(begin)
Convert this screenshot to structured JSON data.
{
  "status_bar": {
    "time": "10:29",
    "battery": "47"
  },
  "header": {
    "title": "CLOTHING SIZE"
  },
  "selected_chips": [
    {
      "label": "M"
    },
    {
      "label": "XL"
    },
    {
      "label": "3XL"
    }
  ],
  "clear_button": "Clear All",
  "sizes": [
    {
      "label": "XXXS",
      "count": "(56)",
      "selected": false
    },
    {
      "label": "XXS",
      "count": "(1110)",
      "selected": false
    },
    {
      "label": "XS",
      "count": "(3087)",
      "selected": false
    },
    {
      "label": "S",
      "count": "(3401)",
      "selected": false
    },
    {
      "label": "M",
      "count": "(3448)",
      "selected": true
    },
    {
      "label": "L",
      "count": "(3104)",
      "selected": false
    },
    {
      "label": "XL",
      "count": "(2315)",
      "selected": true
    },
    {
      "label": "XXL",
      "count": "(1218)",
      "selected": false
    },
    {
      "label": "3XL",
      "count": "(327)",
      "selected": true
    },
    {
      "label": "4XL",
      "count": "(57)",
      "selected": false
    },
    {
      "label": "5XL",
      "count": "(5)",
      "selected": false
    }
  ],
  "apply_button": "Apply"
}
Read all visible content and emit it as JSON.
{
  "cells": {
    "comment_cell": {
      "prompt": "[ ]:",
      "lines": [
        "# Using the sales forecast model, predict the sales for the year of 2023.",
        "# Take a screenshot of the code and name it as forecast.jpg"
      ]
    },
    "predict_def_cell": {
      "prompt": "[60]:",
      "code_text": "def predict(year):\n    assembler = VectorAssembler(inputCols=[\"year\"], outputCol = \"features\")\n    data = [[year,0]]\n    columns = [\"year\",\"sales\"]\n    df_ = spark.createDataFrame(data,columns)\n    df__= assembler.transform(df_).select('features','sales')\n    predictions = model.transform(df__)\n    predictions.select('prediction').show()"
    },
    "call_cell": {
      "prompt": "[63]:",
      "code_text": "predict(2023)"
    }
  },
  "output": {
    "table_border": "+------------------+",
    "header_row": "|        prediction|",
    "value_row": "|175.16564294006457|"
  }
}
(end)
Given task: Figure out how many lines above include the string "count", then report that number and nothing else.

Worked answer: 11